→ **The problem**
Copy each line of the data below exactly, leaving out pictures.

→ **Input records**
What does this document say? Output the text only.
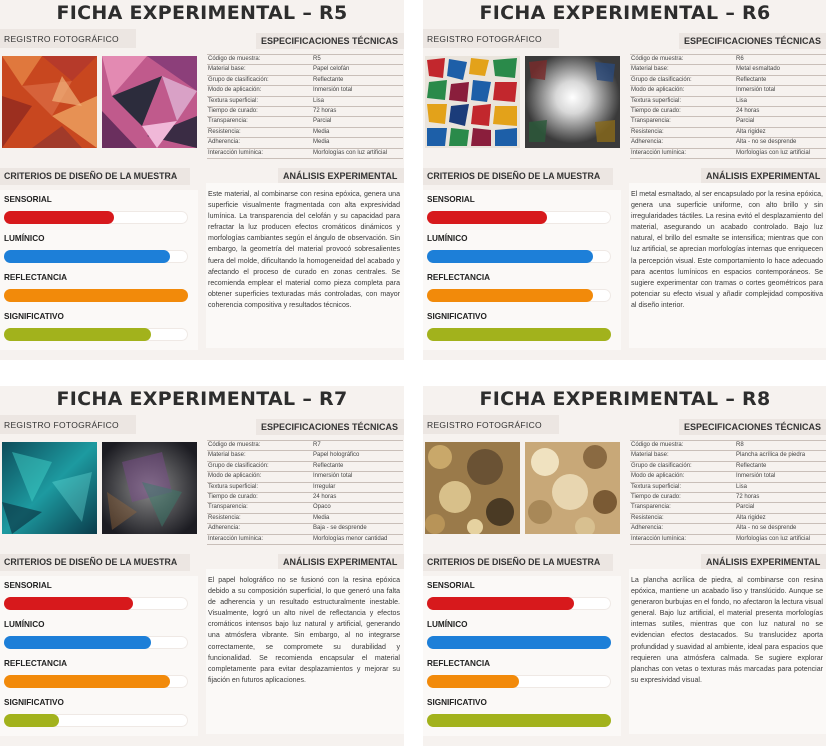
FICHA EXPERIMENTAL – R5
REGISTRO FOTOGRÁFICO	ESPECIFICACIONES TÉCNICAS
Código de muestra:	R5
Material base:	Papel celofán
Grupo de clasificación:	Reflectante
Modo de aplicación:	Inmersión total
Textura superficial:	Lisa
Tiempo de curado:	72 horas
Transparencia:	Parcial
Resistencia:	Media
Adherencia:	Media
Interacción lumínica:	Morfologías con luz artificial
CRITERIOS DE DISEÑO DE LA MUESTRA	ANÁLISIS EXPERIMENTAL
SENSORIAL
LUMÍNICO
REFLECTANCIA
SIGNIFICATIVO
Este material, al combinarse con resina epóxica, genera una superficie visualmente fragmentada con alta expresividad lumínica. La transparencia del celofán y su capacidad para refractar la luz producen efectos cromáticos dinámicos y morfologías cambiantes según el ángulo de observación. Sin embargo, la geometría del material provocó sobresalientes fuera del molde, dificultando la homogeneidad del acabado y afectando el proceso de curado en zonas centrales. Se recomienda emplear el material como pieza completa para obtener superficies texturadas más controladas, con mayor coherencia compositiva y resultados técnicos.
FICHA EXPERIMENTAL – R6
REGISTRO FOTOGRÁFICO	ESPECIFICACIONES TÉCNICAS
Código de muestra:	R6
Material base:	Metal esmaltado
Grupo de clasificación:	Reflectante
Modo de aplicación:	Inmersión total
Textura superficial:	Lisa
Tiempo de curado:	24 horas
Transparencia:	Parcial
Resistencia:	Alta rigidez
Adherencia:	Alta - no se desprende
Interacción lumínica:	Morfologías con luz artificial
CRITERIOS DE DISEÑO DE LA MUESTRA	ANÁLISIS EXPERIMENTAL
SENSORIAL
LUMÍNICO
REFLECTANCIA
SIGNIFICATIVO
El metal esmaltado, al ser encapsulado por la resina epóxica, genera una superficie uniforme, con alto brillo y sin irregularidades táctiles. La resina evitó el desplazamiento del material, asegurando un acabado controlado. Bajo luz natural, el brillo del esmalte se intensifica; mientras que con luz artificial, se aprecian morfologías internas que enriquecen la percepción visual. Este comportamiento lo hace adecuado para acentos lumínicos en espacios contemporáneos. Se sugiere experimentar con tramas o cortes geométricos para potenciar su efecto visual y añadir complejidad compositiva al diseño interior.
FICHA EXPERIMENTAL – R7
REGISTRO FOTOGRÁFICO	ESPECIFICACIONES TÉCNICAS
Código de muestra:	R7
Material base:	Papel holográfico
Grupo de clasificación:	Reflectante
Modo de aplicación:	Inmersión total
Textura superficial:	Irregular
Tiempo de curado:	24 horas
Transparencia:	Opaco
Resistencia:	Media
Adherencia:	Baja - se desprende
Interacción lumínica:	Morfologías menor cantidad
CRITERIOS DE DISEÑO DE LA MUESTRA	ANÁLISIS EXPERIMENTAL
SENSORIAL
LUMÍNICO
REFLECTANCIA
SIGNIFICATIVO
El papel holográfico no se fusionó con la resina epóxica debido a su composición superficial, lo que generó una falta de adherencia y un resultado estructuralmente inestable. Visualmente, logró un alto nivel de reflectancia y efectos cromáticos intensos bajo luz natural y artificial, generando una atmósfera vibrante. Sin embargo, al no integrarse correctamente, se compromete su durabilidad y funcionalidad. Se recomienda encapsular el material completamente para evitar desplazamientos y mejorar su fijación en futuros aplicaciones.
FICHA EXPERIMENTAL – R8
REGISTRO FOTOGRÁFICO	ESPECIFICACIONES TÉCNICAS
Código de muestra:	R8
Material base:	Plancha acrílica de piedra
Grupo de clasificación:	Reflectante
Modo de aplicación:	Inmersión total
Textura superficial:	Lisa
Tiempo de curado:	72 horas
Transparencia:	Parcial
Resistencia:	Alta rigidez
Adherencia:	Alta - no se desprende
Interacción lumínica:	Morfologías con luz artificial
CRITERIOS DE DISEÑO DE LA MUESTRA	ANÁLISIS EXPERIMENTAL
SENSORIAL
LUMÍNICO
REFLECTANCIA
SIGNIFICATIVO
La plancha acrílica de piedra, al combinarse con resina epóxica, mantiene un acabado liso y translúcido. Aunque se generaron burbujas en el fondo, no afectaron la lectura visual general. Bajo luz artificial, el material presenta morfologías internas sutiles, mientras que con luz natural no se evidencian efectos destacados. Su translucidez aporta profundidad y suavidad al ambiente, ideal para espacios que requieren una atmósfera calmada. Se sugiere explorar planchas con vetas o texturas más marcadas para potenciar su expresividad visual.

→ **Solution**
What does this document say? Output the text only.
FICHA EXPERIMENTAL – R5
REGISTRO FOTOGRÁFICO	ESPECIFICACIONES TÉCNICAS
Código de muestra:	R5
Material base:	Papel celofán
Grupo de clasificación:	Reflectante
Modo de aplicación:	Inmersión total
Textura superficial:	Lisa
Tiempo de curado:	72 horas
Transparencia:	Parcial
Resistencia:	Media
Adherencia:	Media
Interacción lumínica:	Morfologías con luz artificial
CRITERIOS DE DISEÑO DE LA MUESTRA	ANÁLISIS EXPERIMENTAL
SENSORIAL
LUMÍNICO
REFLECTANCIA
SIGNIFICATIVO
Este material, al combinarse con resina epóxica, genera una superficie visualmente fragmentada con alta expresividad lumínica. La transparencia del celofán y su capacidad para refractar la luz producen efectos cromáticos dinámicos y morfologías cambiantes según el ángulo de observación. Sin embargo, la geometría del material provocó sobresalientes fuera del molde, dificultando la homogeneidad del acabado y afectando el proceso de curado en zonas centrales. Se recomienda emplear el material como pieza completa para obtener superficies texturadas más controladas, con mayor coherencia compositiva y resultados técnicos.
FICHA EXPERIMENTAL – R6
REGISTRO FOTOGRÁFICO	ESPECIFICACIONES TÉCNICAS
Código de muestra:	R6
Material base:	Metal esmaltado
Grupo de clasificación:	Reflectante
Modo de aplicación:	Inmersión total
Textura superficial:	Lisa
Tiempo de curado:	24 horas
Transparencia:	Parcial
Resistencia:	Alta rigidez
Adherencia:	Alta - no se desprende
Interacción lumínica:	Morfologías con luz artificial
CRITERIOS DE DISEÑO DE LA MUESTRA	ANÁLISIS EXPERIMENTAL
SENSORIAL
LUMÍNICO
REFLECTANCIA
SIGNIFICATIVO
El metal esmaltado, al ser encapsulado por la resina epóxica, genera una superficie uniforme, con alto brillo y sin irregularidades táctiles. La resina evitó el desplazamiento del material, asegurando un acabado controlado. Bajo luz natural, el brillo del esmalte se intensifica; mientras que con luz artificial, se aprecian morfologías internas que enriquecen la percepción visual. Este comportamiento lo hace adecuado para acentos lumínicos en espacios contemporáneos. Se sugiere experimentar con tramas o cortes geométricos para potenciar su efecto visual y añadir complejidad compositiva al diseño interior.
FICHA EXPERIMENTAL – R7
REGISTRO FOTOGRÁFICO	ESPECIFICACIONES TÉCNICAS
Código de muestra:	R7
Material base:	Papel holográfico
Grupo de clasificación:	Reflectante
Modo de aplicación:	Inmersión total
Textura superficial:	Irregular
Tiempo de curado:	24 horas
Transparencia:	Opaco
Resistencia:	Media
Adherencia:	Baja - se desprende
Interacción lumínica:	Morfologías menor cantidad
CRITERIOS DE DISEÑO DE LA MUESTRA	ANÁLISIS EXPERIMENTAL
SENSORIAL
LUMÍNICO
REFLECTANCIA
SIGNIFICATIVO
El papel holográfico no se fusionó con la resina epóxica debido a su composición superficial, lo que generó una falta de adherencia y un resultado estructuralmente inestable. Visualmente, logró un alto nivel de reflectancia y efectos cromáticos intensos bajo luz natural y artificial, generando una atmósfera vibrante. Sin embargo, al no integrarse correctamente, se compromete su durabilidad y funcionalidad. Se recomienda encapsular el material completamente para evitar desplazamientos y mejorar su fijación en futuros aplicaciones.
FICHA EXPERIMENTAL – R8
REGISTRO FOTOGRÁFICO	ESPECIFICACIONES TÉCNICAS
Código de muestra:	R8
Material base:	Plancha acrílica de piedra
Grupo de clasificación:	Reflectante
Modo de aplicación:	Inmersión total
Textura superficial:	Lisa
Tiempo de curado:	72 horas
Transparencia:	Parcial
Resistencia:	Alta rigidez
Adherencia:	Alta - no se desprende
Interacción lumínica:	Morfologías con luz artificial
CRITERIOS DE DISEÑO DE LA MUESTRA	ANÁLISIS EXPERIMENTAL
SENSORIAL
LUMÍNICO
REFLECTANCIA
SIGNIFICATIVO
La plancha acrílica de piedra, al combinarse con resina epóxica, mantiene un acabado liso y translúcido. Aunque se generaron burbujas en el fondo, no afectaron la lectura visual general. Bajo luz artificial, el material presenta morfologías internas sutiles, mientras que con luz natural no se evidencian efectos destacados. Su translucidez aporta profundidad y suavidad al ambiente, ideal para espacios que requieren una atmósfera calmada. Se sugiere explorar planchas con vetas o texturas más marcadas para potenciar su expresividad visual.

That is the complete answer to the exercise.